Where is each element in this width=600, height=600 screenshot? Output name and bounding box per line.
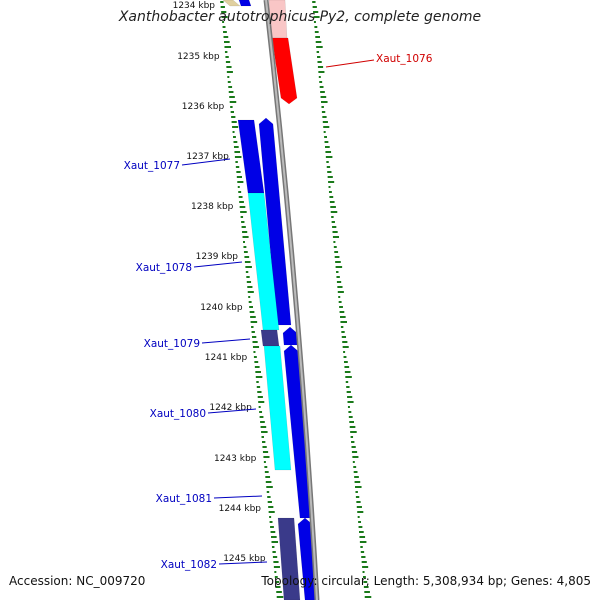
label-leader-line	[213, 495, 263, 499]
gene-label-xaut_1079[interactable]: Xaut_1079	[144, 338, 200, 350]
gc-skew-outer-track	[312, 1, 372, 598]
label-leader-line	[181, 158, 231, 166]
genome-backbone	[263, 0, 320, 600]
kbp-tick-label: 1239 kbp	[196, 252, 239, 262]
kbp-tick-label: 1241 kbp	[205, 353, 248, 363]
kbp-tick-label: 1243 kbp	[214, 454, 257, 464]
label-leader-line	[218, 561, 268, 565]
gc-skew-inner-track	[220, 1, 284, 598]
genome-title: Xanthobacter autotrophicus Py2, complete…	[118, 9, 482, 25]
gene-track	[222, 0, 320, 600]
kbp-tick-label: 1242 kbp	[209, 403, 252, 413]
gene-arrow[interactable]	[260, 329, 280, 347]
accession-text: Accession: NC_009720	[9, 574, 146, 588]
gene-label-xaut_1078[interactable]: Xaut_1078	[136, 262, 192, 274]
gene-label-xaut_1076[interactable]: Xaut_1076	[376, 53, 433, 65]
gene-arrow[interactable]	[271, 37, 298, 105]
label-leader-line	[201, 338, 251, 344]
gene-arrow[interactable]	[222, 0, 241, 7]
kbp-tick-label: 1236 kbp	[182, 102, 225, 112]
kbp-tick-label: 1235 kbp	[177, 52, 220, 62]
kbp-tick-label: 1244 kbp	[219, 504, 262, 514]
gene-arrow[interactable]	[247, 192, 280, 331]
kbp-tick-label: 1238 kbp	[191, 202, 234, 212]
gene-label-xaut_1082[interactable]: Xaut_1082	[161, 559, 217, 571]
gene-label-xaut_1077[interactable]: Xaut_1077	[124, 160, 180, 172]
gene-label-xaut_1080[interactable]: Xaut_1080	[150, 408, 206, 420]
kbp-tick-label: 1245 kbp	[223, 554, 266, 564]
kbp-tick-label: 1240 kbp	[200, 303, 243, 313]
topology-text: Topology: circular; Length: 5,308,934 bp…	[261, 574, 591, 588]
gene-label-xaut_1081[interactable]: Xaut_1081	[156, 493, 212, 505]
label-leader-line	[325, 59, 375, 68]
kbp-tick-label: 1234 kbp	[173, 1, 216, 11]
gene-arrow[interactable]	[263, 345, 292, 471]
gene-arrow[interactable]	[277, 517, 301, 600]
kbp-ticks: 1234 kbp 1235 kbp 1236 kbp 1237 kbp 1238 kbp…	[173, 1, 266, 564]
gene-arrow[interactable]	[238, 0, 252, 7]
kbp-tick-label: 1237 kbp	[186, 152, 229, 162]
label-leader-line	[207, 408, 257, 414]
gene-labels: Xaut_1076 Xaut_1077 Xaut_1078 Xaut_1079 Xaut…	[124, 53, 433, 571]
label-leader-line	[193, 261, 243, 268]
...
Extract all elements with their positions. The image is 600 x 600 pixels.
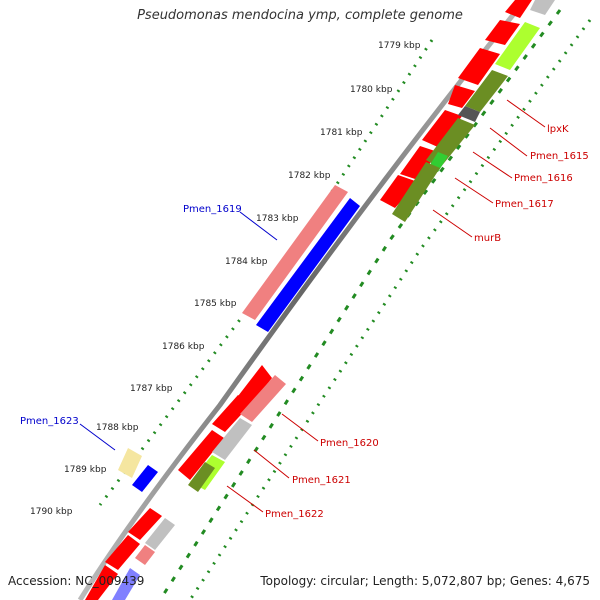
--
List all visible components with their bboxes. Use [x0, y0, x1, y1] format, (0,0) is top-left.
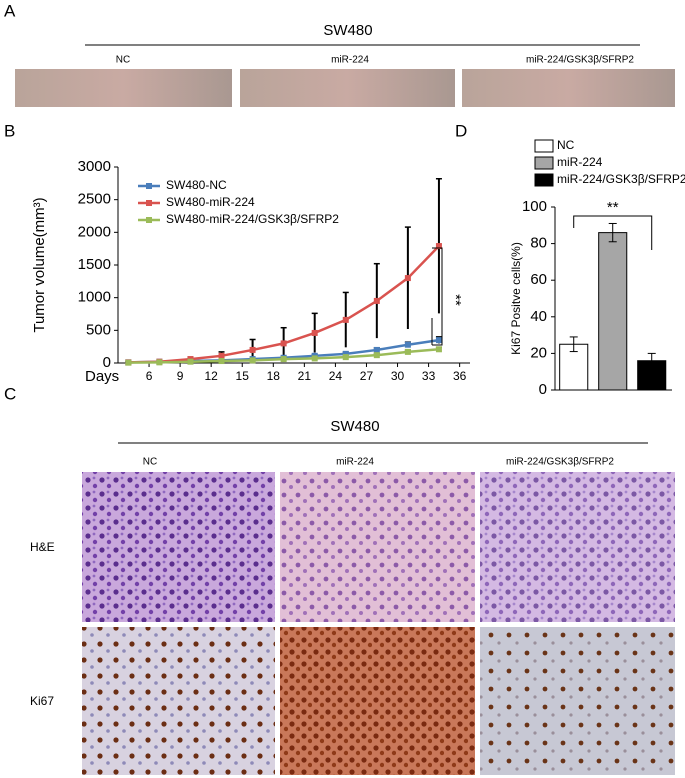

> [WORK INSTRUCTIONS]: Across the listing, tally every line that includes the word "their" and supply the total alone.

> [RESULT OF THE TASK]: 2